THE PROBLEM
Find every line in the records below that holds the word "JSON" and copy it.

DATASET
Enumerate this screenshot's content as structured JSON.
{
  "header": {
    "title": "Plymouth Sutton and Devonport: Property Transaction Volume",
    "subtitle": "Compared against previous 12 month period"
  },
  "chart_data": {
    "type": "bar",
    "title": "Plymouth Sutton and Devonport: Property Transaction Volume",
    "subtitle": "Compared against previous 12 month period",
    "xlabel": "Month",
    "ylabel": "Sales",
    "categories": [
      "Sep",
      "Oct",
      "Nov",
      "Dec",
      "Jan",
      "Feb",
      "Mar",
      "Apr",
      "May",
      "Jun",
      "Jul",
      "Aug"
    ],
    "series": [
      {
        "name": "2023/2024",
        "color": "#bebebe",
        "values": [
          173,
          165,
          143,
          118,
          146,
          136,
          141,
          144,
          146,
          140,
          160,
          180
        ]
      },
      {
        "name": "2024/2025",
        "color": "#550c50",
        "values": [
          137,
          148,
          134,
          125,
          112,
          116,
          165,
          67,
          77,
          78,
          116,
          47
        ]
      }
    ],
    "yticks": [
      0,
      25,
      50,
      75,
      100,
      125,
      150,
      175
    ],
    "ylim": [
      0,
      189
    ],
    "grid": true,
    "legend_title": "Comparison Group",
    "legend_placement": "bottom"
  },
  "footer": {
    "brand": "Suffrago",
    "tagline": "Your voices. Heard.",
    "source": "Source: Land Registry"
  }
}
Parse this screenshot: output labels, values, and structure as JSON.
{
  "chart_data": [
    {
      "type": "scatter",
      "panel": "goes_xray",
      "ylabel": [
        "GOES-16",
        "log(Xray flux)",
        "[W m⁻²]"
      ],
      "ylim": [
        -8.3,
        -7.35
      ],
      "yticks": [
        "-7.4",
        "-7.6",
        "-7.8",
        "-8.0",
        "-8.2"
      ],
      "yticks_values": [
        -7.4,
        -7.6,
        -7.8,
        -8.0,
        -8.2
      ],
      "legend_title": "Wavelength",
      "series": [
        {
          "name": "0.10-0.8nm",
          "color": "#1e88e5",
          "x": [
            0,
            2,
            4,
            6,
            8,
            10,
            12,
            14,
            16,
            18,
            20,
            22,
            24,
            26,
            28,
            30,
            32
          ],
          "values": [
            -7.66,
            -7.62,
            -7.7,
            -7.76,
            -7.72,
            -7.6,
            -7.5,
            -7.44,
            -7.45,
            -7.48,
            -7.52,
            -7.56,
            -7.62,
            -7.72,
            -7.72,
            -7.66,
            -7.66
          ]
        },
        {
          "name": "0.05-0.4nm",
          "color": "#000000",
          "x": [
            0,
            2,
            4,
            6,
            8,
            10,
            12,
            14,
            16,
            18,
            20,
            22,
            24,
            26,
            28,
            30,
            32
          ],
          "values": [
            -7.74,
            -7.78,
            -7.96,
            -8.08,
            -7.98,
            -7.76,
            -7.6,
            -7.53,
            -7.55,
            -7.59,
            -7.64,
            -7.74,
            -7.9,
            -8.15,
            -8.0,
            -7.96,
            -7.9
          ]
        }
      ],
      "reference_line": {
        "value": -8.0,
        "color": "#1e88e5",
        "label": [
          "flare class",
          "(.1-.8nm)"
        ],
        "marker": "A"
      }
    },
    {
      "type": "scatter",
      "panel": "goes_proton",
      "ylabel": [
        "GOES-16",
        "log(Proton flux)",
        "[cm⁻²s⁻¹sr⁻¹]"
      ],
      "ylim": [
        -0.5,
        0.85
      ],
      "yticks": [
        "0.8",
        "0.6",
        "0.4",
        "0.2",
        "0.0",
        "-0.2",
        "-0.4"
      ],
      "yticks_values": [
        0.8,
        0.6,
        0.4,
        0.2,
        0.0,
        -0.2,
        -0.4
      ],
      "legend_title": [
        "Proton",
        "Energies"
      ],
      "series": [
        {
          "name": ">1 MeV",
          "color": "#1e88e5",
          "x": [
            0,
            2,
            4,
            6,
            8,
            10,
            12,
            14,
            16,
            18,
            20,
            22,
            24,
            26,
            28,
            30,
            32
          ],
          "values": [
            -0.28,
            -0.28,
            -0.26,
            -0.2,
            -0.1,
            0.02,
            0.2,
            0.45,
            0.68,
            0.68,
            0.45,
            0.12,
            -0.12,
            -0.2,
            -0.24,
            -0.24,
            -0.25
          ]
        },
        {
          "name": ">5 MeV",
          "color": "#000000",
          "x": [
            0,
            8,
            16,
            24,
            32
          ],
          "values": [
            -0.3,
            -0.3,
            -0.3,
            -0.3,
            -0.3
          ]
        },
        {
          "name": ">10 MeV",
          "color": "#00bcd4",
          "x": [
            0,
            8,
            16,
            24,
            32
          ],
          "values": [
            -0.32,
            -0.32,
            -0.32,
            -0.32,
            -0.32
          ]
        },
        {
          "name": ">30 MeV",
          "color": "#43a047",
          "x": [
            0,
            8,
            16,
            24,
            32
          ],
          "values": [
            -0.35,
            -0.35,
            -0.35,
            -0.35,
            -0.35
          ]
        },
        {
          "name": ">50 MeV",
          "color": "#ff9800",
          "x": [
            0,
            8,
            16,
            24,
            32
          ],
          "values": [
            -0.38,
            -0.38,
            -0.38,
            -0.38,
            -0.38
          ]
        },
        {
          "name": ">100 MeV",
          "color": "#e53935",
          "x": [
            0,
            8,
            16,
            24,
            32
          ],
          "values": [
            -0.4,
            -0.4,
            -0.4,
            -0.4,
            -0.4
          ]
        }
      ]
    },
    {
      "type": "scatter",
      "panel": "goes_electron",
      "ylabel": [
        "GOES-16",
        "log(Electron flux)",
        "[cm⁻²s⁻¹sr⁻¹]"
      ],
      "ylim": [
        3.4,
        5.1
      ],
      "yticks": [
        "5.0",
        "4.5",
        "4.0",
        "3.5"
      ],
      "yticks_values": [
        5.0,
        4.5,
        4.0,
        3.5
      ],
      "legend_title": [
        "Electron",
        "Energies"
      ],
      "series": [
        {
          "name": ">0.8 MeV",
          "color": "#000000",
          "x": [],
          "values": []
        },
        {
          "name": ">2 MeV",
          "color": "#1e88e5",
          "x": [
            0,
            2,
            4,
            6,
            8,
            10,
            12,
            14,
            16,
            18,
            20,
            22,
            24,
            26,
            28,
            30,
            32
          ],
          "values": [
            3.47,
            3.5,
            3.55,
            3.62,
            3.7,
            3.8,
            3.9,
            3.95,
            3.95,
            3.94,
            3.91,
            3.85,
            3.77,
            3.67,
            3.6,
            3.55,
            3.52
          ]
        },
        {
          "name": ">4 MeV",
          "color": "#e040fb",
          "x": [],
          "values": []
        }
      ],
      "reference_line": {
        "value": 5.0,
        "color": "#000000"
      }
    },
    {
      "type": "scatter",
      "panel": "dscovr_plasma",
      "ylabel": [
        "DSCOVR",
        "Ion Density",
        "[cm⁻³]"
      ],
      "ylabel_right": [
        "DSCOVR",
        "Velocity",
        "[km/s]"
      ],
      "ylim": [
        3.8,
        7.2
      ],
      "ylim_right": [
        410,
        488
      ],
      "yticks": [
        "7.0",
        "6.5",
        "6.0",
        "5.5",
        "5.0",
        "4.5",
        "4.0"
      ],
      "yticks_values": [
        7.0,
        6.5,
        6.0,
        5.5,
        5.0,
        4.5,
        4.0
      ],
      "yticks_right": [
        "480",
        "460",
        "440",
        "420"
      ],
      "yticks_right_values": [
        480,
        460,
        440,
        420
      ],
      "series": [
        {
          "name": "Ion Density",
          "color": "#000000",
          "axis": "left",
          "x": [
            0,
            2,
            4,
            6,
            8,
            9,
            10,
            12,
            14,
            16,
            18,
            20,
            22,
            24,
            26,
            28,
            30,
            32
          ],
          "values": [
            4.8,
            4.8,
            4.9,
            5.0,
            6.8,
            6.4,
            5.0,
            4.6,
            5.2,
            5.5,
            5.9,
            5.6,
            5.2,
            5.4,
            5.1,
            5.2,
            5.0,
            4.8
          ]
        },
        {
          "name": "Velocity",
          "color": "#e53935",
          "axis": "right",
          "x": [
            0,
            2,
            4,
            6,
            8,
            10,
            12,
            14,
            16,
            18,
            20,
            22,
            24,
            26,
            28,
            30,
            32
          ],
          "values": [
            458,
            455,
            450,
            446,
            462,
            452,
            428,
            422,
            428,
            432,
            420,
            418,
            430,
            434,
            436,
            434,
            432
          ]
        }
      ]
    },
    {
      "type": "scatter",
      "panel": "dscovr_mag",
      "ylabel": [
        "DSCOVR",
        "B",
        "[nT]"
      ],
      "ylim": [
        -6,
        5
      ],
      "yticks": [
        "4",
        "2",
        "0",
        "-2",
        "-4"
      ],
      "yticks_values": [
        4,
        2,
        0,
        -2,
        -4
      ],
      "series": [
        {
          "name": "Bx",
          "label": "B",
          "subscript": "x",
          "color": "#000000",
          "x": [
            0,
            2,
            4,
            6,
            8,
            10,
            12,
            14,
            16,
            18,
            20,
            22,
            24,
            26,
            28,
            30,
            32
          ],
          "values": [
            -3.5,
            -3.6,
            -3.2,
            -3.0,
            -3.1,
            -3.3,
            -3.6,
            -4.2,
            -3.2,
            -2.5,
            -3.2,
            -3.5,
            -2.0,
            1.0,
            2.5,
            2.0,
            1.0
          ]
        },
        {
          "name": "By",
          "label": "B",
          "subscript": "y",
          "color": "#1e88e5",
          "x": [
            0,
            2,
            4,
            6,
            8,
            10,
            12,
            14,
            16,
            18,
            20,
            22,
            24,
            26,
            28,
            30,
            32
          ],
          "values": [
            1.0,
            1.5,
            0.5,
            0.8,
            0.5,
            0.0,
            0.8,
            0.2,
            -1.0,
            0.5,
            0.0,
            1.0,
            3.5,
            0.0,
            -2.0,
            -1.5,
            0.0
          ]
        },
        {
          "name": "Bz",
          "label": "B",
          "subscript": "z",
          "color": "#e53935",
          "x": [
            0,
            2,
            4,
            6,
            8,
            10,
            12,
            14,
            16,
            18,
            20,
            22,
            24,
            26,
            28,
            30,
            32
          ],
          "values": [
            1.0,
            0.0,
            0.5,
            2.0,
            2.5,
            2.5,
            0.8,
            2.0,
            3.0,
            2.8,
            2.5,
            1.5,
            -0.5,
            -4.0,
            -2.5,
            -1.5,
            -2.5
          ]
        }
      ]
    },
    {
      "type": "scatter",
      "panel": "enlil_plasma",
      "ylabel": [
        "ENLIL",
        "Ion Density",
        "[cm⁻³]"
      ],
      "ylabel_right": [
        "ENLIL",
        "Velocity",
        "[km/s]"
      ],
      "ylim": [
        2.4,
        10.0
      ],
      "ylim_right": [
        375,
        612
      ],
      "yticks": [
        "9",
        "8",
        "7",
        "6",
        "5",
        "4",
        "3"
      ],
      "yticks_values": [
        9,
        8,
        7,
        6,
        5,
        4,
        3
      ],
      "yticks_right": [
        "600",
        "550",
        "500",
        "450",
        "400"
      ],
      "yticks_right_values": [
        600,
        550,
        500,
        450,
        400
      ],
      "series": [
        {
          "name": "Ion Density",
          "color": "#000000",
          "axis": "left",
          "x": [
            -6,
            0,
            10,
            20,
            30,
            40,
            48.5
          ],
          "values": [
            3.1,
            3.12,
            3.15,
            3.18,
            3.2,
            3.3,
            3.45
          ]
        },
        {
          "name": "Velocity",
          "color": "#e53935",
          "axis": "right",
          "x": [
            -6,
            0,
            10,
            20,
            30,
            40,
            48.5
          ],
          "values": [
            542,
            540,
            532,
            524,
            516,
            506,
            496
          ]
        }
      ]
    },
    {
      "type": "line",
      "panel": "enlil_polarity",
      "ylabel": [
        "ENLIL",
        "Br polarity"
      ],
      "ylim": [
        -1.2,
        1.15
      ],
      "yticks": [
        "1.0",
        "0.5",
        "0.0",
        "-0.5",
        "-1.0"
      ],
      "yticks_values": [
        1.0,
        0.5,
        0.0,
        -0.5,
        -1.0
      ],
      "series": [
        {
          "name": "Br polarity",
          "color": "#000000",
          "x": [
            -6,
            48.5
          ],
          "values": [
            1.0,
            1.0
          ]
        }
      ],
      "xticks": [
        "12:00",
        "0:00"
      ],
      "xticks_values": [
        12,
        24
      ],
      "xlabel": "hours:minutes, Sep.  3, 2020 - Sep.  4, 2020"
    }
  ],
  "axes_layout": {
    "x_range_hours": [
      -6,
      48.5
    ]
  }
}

OUTPUT BELOW
Enumerate this screenshot's content as structured JSON.
Parse this screenshot: output labels, values, and structure as JSON.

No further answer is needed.